* **PROBLEM REQUIREMENTS**
Search the material for the string "Waits", then report how many lines hold it, with no other text.

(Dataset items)
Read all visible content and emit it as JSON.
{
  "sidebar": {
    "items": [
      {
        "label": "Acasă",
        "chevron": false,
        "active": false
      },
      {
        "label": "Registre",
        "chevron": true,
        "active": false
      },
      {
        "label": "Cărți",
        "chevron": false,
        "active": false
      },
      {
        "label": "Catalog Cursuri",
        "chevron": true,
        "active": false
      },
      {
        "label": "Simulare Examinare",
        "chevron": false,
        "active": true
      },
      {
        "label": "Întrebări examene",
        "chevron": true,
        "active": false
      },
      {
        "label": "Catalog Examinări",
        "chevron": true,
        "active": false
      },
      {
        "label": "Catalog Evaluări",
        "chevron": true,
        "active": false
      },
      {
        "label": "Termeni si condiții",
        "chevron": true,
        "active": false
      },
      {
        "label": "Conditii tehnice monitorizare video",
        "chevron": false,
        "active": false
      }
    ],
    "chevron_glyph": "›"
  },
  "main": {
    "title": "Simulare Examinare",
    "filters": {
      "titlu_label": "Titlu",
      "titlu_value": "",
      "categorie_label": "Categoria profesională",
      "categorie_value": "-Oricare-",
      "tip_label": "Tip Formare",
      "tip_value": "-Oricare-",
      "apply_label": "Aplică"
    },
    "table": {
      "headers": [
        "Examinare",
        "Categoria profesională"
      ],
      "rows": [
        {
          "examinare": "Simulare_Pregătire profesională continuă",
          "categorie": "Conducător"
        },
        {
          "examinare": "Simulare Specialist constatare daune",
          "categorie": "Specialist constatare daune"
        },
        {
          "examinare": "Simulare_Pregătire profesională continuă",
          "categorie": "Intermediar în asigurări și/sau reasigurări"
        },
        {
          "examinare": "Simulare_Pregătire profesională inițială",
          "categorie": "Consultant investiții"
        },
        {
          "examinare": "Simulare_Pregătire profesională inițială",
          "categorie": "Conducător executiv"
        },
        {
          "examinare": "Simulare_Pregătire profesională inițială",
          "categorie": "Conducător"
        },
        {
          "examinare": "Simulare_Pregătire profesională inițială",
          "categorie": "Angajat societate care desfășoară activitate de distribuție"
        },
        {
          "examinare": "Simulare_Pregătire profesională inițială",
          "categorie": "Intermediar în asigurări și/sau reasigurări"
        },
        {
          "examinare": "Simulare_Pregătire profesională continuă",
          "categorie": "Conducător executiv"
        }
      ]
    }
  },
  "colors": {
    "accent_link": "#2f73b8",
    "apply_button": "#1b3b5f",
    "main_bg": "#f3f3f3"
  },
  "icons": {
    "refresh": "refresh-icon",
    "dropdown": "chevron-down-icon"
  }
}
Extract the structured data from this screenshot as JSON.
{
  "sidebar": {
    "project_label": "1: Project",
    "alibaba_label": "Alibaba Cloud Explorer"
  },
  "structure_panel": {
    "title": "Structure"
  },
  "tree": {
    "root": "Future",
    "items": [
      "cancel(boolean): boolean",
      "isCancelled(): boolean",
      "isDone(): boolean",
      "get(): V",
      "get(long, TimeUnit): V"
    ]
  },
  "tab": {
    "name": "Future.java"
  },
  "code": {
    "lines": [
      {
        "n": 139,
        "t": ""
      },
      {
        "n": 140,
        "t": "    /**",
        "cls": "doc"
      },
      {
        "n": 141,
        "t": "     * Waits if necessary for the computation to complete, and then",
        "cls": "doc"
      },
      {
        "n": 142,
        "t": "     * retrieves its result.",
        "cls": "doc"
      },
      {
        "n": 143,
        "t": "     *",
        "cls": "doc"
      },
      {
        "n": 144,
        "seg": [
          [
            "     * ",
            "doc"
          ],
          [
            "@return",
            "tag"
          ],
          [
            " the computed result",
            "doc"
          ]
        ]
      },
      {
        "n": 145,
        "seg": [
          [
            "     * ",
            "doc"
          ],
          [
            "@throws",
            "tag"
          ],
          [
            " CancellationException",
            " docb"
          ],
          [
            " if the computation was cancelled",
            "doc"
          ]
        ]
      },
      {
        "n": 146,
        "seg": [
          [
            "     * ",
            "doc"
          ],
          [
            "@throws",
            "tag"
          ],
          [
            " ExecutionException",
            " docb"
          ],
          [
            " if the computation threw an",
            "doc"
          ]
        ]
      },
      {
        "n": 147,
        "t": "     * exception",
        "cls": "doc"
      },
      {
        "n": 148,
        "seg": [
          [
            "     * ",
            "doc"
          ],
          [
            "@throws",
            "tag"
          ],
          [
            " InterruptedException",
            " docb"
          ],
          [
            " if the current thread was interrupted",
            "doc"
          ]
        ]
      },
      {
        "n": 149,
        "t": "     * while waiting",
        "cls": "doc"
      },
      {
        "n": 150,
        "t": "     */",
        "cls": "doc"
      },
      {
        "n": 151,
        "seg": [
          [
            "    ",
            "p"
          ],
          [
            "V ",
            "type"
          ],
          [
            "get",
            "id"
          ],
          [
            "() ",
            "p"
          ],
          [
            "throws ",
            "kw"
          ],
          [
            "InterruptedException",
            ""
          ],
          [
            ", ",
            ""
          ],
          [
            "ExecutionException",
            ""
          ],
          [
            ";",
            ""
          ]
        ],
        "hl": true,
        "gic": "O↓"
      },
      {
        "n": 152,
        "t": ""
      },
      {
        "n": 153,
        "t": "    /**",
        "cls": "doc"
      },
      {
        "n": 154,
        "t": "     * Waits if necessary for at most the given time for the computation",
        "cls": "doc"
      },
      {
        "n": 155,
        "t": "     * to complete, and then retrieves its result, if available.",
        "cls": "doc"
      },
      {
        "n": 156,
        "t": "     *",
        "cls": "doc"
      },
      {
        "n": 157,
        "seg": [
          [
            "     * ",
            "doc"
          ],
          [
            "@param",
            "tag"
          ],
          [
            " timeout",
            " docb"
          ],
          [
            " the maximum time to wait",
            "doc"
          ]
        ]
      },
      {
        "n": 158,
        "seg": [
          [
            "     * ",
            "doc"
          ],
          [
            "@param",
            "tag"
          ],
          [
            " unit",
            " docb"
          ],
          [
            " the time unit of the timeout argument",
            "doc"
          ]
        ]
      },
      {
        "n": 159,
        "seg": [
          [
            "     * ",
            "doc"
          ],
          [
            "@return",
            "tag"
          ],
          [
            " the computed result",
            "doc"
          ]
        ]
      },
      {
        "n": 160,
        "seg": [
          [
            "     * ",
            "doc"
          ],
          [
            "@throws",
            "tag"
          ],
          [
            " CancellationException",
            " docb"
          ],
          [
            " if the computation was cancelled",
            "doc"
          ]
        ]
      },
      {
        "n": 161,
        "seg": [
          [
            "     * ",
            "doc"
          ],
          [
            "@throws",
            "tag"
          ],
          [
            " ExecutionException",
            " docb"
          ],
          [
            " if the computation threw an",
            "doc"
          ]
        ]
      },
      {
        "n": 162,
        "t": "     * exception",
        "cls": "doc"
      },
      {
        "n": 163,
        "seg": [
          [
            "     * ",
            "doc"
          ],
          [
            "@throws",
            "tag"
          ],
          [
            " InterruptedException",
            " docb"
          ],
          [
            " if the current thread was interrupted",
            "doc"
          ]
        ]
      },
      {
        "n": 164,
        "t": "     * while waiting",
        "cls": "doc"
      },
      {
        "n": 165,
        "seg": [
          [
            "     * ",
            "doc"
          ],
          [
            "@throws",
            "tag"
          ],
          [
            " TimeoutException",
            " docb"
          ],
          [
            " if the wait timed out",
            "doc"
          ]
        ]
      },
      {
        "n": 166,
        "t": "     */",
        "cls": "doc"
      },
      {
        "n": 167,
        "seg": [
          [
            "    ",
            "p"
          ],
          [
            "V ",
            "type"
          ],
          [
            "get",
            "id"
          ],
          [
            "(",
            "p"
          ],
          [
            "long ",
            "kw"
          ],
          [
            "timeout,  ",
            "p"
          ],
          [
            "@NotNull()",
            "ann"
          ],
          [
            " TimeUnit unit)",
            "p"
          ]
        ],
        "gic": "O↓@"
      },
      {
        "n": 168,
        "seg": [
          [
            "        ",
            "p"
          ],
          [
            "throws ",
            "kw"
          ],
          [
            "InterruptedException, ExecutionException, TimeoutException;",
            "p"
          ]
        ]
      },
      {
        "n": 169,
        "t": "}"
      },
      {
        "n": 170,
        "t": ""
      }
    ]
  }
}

* **ANSWER TO THE PROBLEM**
2